BEGIN DATA FOR THIS EXERCISE

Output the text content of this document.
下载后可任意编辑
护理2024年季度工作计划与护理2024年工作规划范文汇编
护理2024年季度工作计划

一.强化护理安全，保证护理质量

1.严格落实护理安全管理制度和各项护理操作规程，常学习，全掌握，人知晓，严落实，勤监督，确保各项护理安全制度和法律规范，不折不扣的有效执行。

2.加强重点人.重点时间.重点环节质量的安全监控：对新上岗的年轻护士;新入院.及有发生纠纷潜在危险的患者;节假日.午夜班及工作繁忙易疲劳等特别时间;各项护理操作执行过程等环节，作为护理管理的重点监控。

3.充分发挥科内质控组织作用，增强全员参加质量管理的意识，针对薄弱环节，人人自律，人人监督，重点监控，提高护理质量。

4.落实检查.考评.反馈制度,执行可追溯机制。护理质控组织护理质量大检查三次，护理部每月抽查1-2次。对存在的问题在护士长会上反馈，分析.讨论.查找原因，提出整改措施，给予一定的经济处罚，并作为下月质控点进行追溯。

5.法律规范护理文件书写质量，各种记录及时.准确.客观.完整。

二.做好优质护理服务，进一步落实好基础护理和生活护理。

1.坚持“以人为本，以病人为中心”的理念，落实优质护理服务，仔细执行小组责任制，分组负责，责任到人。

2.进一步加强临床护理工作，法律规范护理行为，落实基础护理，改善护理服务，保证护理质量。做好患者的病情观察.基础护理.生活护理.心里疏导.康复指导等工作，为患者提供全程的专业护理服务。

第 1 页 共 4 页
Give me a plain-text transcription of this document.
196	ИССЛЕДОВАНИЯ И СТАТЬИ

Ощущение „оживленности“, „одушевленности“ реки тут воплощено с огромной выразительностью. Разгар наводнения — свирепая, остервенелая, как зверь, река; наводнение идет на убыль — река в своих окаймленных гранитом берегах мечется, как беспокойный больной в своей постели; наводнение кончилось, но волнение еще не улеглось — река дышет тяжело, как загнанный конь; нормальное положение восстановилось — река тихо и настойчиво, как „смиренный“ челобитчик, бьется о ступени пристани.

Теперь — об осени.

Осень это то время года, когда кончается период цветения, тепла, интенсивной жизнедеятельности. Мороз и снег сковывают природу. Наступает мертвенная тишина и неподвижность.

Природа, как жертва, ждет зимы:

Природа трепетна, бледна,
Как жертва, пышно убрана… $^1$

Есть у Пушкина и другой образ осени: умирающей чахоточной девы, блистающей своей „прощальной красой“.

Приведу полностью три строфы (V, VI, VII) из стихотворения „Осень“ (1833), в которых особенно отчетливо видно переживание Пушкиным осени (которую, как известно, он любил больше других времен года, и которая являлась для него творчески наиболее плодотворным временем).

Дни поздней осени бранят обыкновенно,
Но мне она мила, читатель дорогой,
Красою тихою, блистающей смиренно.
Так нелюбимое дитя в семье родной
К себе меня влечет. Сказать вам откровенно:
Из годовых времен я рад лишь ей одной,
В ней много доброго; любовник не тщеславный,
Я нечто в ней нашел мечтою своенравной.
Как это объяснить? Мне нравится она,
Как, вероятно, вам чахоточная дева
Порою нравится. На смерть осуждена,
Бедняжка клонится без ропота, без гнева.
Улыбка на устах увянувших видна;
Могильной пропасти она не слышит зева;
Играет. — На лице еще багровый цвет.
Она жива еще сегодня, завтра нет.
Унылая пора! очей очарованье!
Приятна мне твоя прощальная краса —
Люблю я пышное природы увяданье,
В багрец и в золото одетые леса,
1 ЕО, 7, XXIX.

END DATA FOR THIS EXERCISE

EXERCISE GOAL - Copy all the entries verbatim.

FULL SOLUTION -
Output the text content of this document.
下载后可任意编辑
护理2024年季度工作计划与护理2024年工作规划范文汇编
护理2024年季度工作计划

一.强化护理安全，保证护理质量

1.严格落实护理安全管理制度和各项护理操作规程，常学习，全掌握，人知晓，严落实，勤监督，确保各项护理安全制度和法律规范，不折不扣的有效执行。

2.加强重点人.重点时间.重点环节质量的安全监控：对新上岗的年轻护士;新入院.及有发生纠纷潜在危险的患者;节假日.午夜班及工作繁忙易疲劳等特别时间;各项护理操作执行过程等环节，作为护理管理的重点监控。

3.充分发挥科内质控组织作用，增强全员参加质量管理的意识，针对薄弱环节，人人自律，人人监督，重点监控，提高护理质量。

4.落实检查.考评.反馈制度,执行可追溯机制。护理质控组织护理质量大检查三次，护理部每月抽查1-2次。对存在的问题在护士长会上反馈，分析.讨论.查找原因，提出整改措施，给予一定的经济处罚，并作为下月质控点进行追溯。

5.法律规范护理文件书写质量，各种记录及时.准确.客观.完整。

二.做好优质护理服务，进一步落实好基础护理和生活护理。

1.坚持“以人为本，以病人为中心”的理念，落实优质护理服务，仔细执行小组责任制，分组负责，责任到人。

2.进一步加强临床护理工作，法律规范护理行为，落实基础护理，改善护理服务，保证护理质量。做好患者的病情观察.基础护理.生活护理.心里疏导.康复指导等工作，为患者提供全程的专业护理服务。

第 1 页 共 4 页
Give me a plain-text transcription of this document.
196	ИССЛЕДОВАНИЯ И СТАТЬИ

Ощущение „оживленности“, „одушевленности“ реки тут воплощено с огромной выразительностью. Разгар наводнения — свирепая, остервенелая, как зверь, река; наводнение идет на убыль — река в своих окаймленных гранитом берегах мечется, как беспокойный больной в своей постели; наводнение кончилось, но волнение еще не улеглось — река дышет тяжело, как загнанный конь; нормальное положение восстановилось — река тихо и настойчиво, как „смиренный“ челобитчик, бьется о ступени пристани.

Теперь — об осени.

Осень это то время года, когда кончается период цветения, тепла, интенсивной жизнедеятельности. Мороз и снег сковывают природу. Наступает мертвенная тишина и неподвижность.

Природа, как жертва, ждет зимы:

Природа трепетна, бледна,
Как жертва, пышно убрана… $^1$

Есть у Пушкина и другой образ осени: умирающей чахоточной девы, блистающей своей „прощальной красой“.

Приведу полностью три строфы (V, VI, VII) из стихотворения „Осень“ (1833), в которых особенно отчетливо видно переживание Пушкиным осени (которую, как известно, он любил больше других времен года, и которая являлась для него творчески наиболее плодотворным временем).

Дни поздней осени бранят обыкновенно,
Но мне она мила, читатель дорогой,
Красою тихою, блистающей смиренно.
Так нелюбимое дитя в семье родной
К себе меня влечет. Сказать вам откровенно:
Из годовых времен я рад лишь ей одной,
В ней много доброго; любовник не тщеславный,
Я нечто в ней нашел мечтою своенравной.
Как это объяснить? Мне нравится она,
Как, вероятно, вам чахоточная дева
Порою нравится. На смерть осуждена,
Бедняжка клонится без ропота, без гнева.
Улыбка на устах увянувших видна;
Могильной пропасти она не слышит зева;
Играет. — На лице еще багровый цвет.
Она жива еще сегодня, завтра нет.
Унылая пора! очей очарованье!
Приятна мне твоя прощальная краса —
Люблю я пышное природы увяданье,
В багрец и в золото одетые леса,
1 ЕО, 7, XXIX.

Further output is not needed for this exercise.